**WHAT IS ASKED**
What lines of the data include the string "JSON"? Copy them all.

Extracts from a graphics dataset

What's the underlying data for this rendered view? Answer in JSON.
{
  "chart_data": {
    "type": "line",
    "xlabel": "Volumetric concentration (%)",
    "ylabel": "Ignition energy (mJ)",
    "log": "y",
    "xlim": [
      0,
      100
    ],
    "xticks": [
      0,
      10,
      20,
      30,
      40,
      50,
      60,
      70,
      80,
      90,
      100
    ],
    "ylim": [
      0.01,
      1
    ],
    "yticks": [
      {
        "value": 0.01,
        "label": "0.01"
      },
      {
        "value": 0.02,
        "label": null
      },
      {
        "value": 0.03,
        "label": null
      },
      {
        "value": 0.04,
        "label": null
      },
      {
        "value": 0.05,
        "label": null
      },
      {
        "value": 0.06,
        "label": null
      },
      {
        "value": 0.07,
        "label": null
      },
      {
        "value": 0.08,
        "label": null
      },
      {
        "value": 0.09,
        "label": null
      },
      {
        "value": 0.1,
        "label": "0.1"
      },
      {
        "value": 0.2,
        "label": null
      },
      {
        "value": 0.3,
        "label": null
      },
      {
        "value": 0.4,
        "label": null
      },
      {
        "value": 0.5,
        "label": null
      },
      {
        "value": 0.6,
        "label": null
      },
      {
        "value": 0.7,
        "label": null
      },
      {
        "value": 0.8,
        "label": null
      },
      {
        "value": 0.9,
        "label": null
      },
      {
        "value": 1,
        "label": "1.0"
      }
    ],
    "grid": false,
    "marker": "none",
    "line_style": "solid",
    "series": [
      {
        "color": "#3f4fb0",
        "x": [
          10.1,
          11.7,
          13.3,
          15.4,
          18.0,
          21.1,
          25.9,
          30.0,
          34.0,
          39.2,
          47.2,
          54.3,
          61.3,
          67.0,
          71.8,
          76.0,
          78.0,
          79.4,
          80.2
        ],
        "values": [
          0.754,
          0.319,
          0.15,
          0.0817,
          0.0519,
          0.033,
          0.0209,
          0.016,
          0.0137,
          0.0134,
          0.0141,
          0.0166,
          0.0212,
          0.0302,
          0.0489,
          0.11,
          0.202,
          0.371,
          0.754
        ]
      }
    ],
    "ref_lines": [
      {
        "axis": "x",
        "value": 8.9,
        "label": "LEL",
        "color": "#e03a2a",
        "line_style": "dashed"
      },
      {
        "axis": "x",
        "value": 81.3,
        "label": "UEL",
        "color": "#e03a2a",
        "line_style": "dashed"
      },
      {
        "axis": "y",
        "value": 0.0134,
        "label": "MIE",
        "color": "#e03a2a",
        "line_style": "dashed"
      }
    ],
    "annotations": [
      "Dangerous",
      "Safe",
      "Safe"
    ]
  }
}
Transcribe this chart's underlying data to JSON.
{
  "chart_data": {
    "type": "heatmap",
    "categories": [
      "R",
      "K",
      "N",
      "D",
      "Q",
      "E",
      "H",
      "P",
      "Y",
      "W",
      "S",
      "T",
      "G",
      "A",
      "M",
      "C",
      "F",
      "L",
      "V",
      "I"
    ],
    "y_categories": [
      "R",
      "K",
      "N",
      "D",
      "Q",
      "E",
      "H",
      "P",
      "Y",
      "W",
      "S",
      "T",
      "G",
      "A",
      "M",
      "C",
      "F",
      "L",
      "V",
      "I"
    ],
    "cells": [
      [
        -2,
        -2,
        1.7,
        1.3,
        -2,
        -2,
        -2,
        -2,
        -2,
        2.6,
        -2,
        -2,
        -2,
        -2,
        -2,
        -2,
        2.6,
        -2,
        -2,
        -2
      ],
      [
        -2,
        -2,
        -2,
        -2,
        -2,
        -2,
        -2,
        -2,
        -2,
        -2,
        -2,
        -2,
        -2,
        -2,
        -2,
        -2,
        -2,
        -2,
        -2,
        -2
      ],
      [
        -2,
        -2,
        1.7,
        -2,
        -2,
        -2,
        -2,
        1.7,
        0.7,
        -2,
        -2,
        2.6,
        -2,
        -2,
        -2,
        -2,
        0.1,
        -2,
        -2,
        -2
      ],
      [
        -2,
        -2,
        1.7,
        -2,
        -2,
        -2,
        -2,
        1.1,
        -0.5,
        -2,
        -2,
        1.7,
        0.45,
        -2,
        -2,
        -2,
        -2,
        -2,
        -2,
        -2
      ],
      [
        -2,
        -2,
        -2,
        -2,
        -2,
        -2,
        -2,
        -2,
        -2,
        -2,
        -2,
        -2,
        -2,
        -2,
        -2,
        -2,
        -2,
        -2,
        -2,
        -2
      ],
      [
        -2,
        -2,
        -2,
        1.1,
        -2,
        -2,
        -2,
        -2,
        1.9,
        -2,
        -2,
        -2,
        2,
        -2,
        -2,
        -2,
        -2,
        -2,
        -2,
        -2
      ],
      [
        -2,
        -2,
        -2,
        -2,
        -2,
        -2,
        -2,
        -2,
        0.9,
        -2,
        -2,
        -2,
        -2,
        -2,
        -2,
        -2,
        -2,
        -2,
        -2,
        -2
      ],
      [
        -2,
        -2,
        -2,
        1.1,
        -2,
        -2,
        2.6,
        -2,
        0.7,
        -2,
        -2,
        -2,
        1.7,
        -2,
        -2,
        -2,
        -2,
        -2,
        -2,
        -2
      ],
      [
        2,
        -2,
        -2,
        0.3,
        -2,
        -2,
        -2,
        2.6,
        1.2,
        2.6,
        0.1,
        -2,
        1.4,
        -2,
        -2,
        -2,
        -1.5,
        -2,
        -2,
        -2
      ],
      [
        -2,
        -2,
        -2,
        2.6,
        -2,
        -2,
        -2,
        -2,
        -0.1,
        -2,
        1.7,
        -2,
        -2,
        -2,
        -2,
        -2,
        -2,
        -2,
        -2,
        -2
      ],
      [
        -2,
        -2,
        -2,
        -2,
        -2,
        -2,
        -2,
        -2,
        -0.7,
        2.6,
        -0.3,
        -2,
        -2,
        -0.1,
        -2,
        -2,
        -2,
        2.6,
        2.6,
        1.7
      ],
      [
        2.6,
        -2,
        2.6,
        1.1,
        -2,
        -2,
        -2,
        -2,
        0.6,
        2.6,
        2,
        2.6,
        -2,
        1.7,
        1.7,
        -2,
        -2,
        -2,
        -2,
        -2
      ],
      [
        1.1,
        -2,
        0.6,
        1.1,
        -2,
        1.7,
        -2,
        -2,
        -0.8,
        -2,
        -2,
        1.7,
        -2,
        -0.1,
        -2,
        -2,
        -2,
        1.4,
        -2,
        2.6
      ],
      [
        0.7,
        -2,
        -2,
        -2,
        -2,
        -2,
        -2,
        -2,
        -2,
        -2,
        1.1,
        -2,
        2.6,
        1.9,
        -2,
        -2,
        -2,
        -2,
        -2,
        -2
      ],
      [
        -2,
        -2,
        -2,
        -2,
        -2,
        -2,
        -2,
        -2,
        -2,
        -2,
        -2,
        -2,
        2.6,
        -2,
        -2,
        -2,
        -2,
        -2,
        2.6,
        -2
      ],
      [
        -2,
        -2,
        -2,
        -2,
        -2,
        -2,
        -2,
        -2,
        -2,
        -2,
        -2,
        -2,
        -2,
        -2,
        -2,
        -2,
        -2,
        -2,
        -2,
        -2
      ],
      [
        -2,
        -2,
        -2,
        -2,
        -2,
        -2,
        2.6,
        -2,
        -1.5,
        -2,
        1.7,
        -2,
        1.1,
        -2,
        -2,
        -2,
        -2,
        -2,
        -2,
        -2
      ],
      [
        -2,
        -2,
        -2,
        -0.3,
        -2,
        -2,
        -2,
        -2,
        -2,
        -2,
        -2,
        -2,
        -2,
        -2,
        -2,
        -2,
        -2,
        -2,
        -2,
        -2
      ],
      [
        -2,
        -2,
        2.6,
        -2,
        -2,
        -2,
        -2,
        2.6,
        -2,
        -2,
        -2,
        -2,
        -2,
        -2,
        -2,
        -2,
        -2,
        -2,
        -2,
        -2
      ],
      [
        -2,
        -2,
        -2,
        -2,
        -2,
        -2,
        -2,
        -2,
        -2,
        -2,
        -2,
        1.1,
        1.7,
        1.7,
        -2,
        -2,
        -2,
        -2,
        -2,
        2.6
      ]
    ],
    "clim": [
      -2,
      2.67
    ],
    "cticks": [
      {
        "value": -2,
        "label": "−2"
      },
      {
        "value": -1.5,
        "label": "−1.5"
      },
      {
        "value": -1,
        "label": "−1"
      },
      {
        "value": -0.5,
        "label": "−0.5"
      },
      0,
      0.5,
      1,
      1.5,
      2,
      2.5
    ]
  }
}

**OUTPUT OF THE TASK**
What's the underlying data for this rendered view? Answer in JSON.
Transcribe this chart's underlying data to JSON.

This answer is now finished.